> [Exercise aim] Write the material out again in full, word for word. Do not include the pictures.

> [Records for the task]
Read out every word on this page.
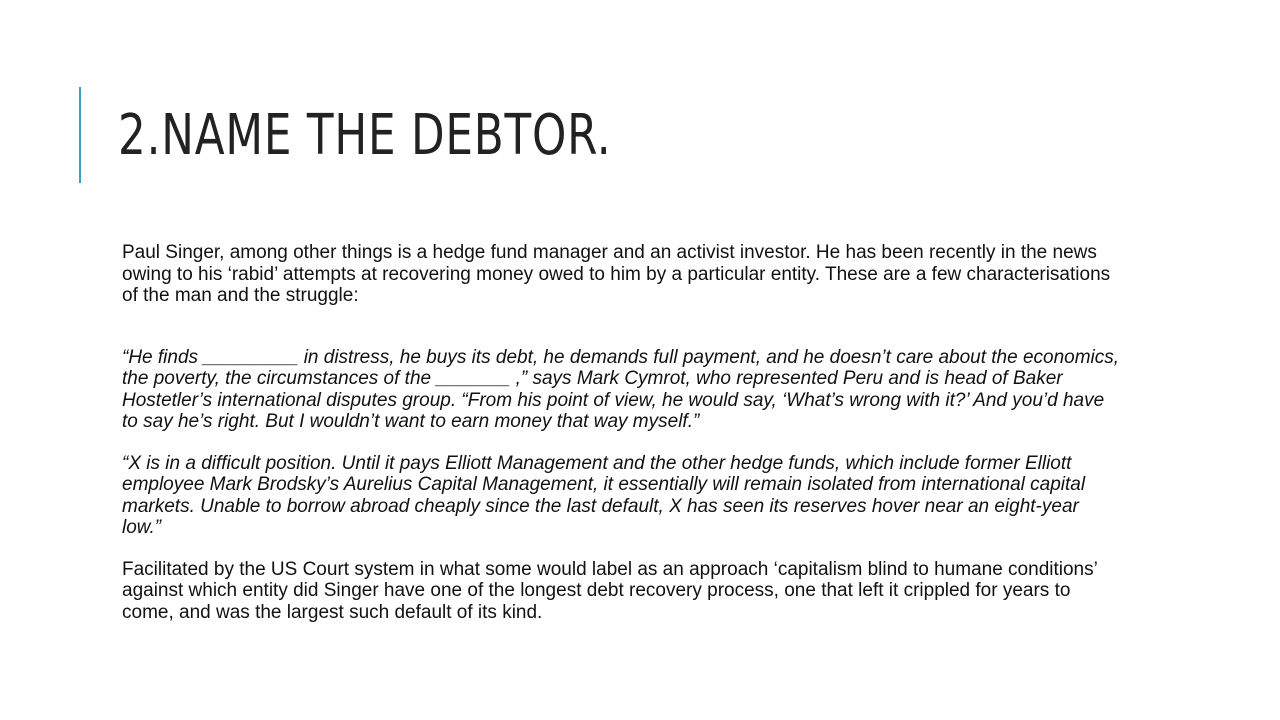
2.NAME THE DEBTOR.

Paul Singer, among other things is a hedge fund manager and an activist investor. He has been recently in the news owing to his ‘rabid’ attempts at recovering money owed to him by a particular entity. These are a few characterisations of the man and the struggle:

“He finds _________ in distress, he buys its debt, he demands full payment, and he doesn’t care about the economics, the poverty, the circumstances of the _______ ,” says Mark Cymrot, who represented Peru and is head of Baker Hostetler’s international disputes group. “From his point of view, he would say, ‘What’s wrong with it?’ And you’d have to say he’s right. But I wouldn’t want to earn money that way myself.”

“X is in a difficult position. Until it pays Elliott Management and the other hedge funds, which include former Elliott employee Mark Brodsky’s Aurelius Capital Management, it essentially will remain isolated from international capital markets. Unable to borrow abroad cheaply since the last default, X has seen its reserves hover near an eight-year low.”

Facilitated by the US Court system in what some would label as an approach ‘capitalism blind to humane conditions’ against which entity did Singer have one of the longest debt recovery process, one that left it crippled for years to come, and was the largest such default of its kind.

> [Task solution]
Read out every word on this page.
2.NAME THE DEBTOR.

Paul Singer, among other things is a hedge fund manager and an activist investor. He has been recently in the news owing to his ‘rabid’ attempts at recovering money owed to him by a particular entity. These are a few characterisations of the man and the struggle:

“He finds _________ in distress, he buys its debt, he demands full payment, and he doesn’t care about the economics, the poverty, the circumstances of the _______ ,” says Mark Cymrot, who represented Peru and is head of Baker Hostetler’s international disputes group. “From his point of view, he would say, ‘What’s wrong with it?’ And you’d have to say he’s right. But I wouldn’t want to earn money that way myself.”

“X is in a difficult position. Until it pays Elliott Management and the other hedge funds, which include former Elliott employee Mark Brodsky’s Aurelius Capital Management, it essentially will remain isolated from international capital markets. Unable to borrow abroad cheaply since the last default, X has seen its reserves hover near an eight-year low.”

Facilitated by the US Court system in what some would label as an approach ‘capitalism blind to humane conditions’ against which entity did Singer have one of the longest debt recovery process, one that left it crippled for years to come, and was the largest such default of its kind.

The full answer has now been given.